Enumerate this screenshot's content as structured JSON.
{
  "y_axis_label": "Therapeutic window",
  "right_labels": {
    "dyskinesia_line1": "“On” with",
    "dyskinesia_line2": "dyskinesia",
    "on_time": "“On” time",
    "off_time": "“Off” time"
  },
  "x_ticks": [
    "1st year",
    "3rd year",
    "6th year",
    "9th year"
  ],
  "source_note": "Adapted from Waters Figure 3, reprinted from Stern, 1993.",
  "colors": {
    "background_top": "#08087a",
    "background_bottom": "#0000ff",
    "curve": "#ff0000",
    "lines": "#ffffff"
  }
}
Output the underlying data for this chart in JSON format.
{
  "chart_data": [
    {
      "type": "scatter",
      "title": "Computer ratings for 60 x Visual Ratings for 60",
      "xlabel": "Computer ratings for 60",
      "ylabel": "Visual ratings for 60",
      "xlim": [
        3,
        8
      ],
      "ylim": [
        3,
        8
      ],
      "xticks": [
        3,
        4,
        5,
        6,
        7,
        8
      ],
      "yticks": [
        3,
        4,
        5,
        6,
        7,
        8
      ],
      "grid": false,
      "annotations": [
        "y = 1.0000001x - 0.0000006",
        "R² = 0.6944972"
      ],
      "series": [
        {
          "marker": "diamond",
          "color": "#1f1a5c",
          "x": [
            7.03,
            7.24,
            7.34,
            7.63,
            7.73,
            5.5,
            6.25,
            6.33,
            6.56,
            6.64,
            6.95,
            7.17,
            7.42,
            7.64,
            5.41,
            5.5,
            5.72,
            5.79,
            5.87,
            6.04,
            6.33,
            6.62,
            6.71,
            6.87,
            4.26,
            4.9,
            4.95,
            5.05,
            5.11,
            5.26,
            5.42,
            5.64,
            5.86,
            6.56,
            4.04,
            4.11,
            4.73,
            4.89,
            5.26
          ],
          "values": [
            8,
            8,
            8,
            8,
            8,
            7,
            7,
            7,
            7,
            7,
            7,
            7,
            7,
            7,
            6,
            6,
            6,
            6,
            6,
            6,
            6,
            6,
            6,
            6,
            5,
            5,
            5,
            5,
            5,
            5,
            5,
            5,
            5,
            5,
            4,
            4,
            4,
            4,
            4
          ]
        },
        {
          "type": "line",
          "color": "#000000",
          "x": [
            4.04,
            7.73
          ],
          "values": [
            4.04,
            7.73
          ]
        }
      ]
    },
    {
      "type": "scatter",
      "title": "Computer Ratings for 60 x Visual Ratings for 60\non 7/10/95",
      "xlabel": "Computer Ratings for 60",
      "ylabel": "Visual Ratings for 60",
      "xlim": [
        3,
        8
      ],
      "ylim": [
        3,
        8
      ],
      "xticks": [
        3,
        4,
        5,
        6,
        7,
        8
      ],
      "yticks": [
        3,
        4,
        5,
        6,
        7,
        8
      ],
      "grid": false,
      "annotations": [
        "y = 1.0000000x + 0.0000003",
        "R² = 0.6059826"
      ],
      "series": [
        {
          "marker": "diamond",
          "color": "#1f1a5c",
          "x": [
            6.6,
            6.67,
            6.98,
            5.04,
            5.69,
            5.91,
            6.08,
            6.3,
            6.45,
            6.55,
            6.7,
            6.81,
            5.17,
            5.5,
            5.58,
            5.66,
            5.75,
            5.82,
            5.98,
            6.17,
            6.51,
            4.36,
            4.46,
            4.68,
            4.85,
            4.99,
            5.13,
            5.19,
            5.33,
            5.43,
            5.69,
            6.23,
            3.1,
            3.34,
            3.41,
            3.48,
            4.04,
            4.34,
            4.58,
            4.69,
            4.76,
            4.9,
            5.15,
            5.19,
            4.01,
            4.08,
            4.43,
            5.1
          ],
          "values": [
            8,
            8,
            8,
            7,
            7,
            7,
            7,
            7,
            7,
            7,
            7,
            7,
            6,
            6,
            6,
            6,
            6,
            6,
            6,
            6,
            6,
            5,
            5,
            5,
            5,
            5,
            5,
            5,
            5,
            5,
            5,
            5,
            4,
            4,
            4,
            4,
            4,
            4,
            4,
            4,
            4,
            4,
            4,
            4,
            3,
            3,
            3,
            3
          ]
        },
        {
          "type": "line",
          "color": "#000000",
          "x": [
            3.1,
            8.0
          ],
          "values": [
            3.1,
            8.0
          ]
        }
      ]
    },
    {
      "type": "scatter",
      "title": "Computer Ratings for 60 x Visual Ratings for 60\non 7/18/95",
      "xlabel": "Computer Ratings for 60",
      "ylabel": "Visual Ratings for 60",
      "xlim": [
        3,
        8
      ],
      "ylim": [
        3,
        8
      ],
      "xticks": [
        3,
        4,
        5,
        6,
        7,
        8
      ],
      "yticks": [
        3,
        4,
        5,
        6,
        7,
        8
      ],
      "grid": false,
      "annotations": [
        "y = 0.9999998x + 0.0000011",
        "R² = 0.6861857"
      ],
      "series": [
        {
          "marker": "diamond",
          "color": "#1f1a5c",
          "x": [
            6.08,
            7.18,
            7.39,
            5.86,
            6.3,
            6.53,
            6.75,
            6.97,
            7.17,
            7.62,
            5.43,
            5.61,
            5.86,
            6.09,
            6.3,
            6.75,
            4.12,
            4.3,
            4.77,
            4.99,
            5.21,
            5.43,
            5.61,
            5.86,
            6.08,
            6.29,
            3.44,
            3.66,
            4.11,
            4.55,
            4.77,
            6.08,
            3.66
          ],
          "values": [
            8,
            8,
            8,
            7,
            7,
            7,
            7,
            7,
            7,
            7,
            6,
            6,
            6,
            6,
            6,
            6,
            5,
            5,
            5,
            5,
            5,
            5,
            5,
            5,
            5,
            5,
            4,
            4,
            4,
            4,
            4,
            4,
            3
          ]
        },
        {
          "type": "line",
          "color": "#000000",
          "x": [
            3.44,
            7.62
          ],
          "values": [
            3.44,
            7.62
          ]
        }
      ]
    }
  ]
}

● ● ● ● ●

What you are asked to do: Write every line of the material above again, exactly.

Exercise output:
Enumerate this screenshot's content as structured JSON.
{
  "y_axis_label": "Therapeutic window",
  "right_labels": {
    "dyskinesia_line1": "“On” with",
    "dyskinesia_line2": "dyskinesia",
    "on_time": "“On” time",
    "off_time": "“Off” time"
  },
  "x_ticks": [
    "1st year",
    "3rd year",
    "6th year",
    "9th year"
  ],
  "source_note": "Adapted from Waters Figure 3, reprinted from Stern, 1993.",
  "colors": {
    "background_top": "#08087a",
    "background_bottom": "#0000ff",
    "curve": "#ff0000",
    "lines": "#ffffff"
  }
}
Output the underlying data for this chart in JSON format.
{
  "chart_data": [
    {
      "type": "scatter",
      "title": "Computer ratings for 60 x Visual Ratings for 60",
      "xlabel": "Computer ratings for 60",
      "ylabel": "Visual ratings for 60",
      "xlim": [
        3,
        8
      ],
      "ylim": [
        3,
        8
      ],
      "xticks": [
        3,
        4,
        5,
        6,
        7,
        8
      ],
      "yticks": [
        3,
        4,
        5,
        6,
        7,
        8
      ],
      "grid": false,
      "annotations": [
        "y = 1.0000001x - 0.0000006",
        "R² = 0.6944972"
      ],
      "series": [
        {
          "marker": "diamond",
          "color": "#1f1a5c",
          "x": [
            7.03,
            7.24,
            7.34,
            7.63,
            7.73,
            5.5,
            6.25,
            6.33,
            6.56,
            6.64,
            6.95,
            7.17,
            7.42,
            7.64,
            5.41,
            5.5,
            5.72,
            5.79,
            5.87,
            6.04,
            6.33,
            6.62,
            6.71,
            6.87,
            4.26,
            4.9,
            4.95,
            5.05,
            5.11,
            5.26,
            5.42,
            5.64,
            5.86,
            6.56,
            4.04,
            4.11,
            4.73,
            4.89,
            5.26
          ],
          "values": [
            8,
            8,
            8,
            8,
            8,
            7,
            7,
            7,
            7,
            7,
            7,
            7,
            7,
            7,
            6,
            6,
            6,
            6,
            6,
            6,
            6,
            6,
            6,
            6,
            5,
            5,
            5,
            5,
            5,
            5,
            5,
            5,
            5,
            5,
            4,
            4,
            4,
            4,
            4
          ]
        },
        {
          "type": "line",
          "color": "#000000",
          "x": [
            4.04,
            7.73
          ],
          "values": [
            4.04,
            7.73
          ]
        }
      ]
    },
    {
      "type": "scatter",
      "title": "Computer Ratings for 60 x Visual Ratings for 60\non 7/10/95",
      "xlabel": "Computer Ratings for 60",
      "ylabel": "Visual Ratings for 60",
      "xlim": [
        3,
        8
      ],
      "ylim": [
        3,
        8
      ],
      "xticks": [
        3,
        4,
        5,
        6,
        7,
        8
      ],
      "yticks": [
        3,
        4,
        5,
        6,
        7,
        8
      ],
      "grid": false,
      "annotations": [
        "y = 1.0000000x + 0.0000003",
        "R² = 0.6059826"
      ],
      "series": [
        {
          "marker": "diamond",
          "color": "#1f1a5c",
          "x": [
            6.6,
            6.67,
            6.98,
            5.04,
            5.69,
            5.91,
            6.08,
            6.3,
            6.45,
            6.55,
            6.7,
            6.81,
            5.17,
            5.5,
            5.58,
            5.66,
            5.75,
            5.82,
            5.98,
            6.17,
            6.51,
            4.36,
            4.46,
            4.68,
            4.85,
            4.99,
            5.13,
            5.19,
            5.33,
            5.43,
            5.69,
            6.23,
            3.1,
            3.34,
            3.41,
            3.48,
            4.04,
            4.34,
            4.58,
            4.69,
            4.76,
            4.9,
            5.15,
            5.19,
            4.01,
            4.08,
            4.43,
            5.1
          ],
          "values": [
            8,
            8,
            8,
            7,
            7,
            7,
            7,
            7,
            7,
            7,
            7,
            7,
            6,
            6,
            6,
            6,
            6,
            6,
            6,
            6,
            6,
            5,
            5,
            5,
            5,
            5,
            5,
            5,
            5,
            5,
            5,
            5,
            4,
            4,
            4,
            4,
            4,
            4,
            4,
            4,
            4,
            4,
            4,
            4,
            3,
            3,
            3,
            3
          ]
        },
        {
          "type": "line",
          "color": "#000000",
          "x": [
            3.1,
            8.0
          ],
          "values": [
            3.1,
            8.0
          ]
        }
      ]
    },
    {
      "type": "scatter",
      "title": "Computer Ratings for 60 x Visual Ratings for 60\non 7/18/95",
      "xlabel": "Computer Ratings for 60",
      "ylabel": "Visual Ratings for 60",
      "xlim": [
        3,
        8
      ],
      "ylim": [
        3,
        8
      ],
      "xticks": [
        3,
        4,
        5,
        6,
        7,
        8
      ],
      "yticks": [
        3,
        4,
        5,
        6,
        7,
        8
      ],
      "grid": false,
      "annotations": [
        "y = 0.9999998x + 0.0000011",
        "R² = 0.6861857"
      ],
      "series": [
        {
          "marker": "diamond",
          "color": "#1f1a5c",
          "x": [
            6.08,
            7.18,
            7.39,
            5.86,
            6.3,
            6.53,
            6.75,
            6.97,
            7.17,
            7.62,
            5.43,
            5.61,
            5.86,
            6.09,
            6.3,
            6.75,
            4.12,
            4.3,
            4.77,
            4.99,
            5.21,
            5.43,
            5.61,
            5.86,
            6.08,
            6.29,
            3.44,
            3.66,
            4.11,
            4.55,
            4.77,
            6.08,
            3.66
          ],
          "values": [
            8,
            8,
            8,
            7,
            7,
            7,
            7,
            7,
            7,
            7,
            6,
            6,
            6,
            6,
            6,
            6,
            5,
            5,
            5,
            5,
            5,
            5,
            5,
            5,
            5,
            5,
            4,
            4,
            4,
            4,
            4,
            4,
            3
          ]
        },
        {
          "type": "line",
          "color": "#000000",
          "x": [
            3.44,
            7.62
          ],
          "values": [
            3.44,
            7.62
          ]
        }
      ]
    }
  ]
}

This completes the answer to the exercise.